◆ Task directions
Only the number is wanted: count the lines that include the word "name".
--- begin ---
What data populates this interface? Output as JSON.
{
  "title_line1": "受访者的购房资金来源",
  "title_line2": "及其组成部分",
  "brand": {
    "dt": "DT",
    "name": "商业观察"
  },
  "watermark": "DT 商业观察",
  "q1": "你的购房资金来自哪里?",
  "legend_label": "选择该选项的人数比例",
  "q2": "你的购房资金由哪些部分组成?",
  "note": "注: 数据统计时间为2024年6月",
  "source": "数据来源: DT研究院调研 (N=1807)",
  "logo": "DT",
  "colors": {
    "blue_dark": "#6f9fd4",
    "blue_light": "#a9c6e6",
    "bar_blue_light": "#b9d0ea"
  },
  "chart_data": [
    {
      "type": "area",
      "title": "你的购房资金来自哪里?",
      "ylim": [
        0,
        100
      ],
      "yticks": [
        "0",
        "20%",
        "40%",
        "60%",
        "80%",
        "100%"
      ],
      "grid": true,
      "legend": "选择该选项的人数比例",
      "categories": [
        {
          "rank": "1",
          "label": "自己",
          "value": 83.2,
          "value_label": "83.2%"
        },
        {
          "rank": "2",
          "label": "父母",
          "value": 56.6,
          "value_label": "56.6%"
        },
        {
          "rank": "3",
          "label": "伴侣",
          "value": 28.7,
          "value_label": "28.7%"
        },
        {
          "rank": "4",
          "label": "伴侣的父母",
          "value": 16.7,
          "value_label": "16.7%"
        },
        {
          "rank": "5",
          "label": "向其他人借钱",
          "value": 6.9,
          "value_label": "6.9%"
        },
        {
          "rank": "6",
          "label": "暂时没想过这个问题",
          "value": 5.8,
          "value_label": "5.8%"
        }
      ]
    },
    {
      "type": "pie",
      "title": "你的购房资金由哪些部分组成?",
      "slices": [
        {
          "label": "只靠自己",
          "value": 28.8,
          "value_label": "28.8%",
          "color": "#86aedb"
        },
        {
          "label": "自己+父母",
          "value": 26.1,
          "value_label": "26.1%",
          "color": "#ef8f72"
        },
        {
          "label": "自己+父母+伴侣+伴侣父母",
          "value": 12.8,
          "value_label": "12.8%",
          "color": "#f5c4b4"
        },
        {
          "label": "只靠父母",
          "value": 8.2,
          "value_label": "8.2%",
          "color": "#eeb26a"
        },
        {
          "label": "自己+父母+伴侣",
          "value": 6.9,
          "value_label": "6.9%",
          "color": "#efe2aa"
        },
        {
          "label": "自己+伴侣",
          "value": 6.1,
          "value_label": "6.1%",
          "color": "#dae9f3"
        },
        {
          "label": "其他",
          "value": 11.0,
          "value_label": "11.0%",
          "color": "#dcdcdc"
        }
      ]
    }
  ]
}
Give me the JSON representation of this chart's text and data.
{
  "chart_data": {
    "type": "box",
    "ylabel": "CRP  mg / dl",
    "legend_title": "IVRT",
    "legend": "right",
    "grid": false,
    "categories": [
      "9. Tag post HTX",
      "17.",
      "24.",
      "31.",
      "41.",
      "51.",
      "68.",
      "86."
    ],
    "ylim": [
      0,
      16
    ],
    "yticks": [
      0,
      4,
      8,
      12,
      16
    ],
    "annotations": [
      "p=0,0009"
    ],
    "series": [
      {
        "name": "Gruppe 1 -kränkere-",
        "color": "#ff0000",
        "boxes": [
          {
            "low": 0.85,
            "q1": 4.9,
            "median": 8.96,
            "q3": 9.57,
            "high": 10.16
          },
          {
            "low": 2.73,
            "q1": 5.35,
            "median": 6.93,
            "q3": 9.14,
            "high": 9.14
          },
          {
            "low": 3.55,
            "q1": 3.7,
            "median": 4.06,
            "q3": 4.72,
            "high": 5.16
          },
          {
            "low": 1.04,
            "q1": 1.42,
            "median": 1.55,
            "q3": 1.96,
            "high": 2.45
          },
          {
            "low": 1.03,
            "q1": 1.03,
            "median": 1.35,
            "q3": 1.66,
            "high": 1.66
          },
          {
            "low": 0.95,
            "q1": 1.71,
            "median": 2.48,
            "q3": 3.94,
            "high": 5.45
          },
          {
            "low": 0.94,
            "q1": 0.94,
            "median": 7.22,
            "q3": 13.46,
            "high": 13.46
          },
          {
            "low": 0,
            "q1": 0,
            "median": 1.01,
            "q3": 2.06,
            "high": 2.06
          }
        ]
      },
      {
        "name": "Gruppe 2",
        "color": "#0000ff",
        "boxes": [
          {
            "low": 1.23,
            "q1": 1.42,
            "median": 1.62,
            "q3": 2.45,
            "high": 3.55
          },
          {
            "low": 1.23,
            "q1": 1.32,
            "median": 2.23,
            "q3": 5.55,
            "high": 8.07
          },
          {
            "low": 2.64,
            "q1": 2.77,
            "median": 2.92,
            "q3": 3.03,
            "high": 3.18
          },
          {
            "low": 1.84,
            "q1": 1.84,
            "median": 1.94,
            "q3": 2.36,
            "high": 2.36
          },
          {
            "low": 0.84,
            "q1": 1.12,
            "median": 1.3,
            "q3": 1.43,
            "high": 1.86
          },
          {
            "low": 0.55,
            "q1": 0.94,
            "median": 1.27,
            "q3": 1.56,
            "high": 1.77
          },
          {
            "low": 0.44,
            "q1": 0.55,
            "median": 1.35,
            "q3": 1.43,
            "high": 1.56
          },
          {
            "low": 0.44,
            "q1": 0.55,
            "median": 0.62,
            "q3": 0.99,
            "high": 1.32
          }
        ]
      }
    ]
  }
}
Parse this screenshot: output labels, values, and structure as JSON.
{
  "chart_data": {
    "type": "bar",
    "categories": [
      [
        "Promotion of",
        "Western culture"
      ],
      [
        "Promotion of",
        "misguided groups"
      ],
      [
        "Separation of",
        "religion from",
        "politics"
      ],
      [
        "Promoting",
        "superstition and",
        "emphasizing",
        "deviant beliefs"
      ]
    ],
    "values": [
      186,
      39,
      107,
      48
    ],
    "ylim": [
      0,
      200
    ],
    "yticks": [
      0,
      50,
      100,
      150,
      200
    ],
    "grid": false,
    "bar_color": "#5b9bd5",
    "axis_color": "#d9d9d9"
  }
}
--- end ---
◆ Solution for this exercise
3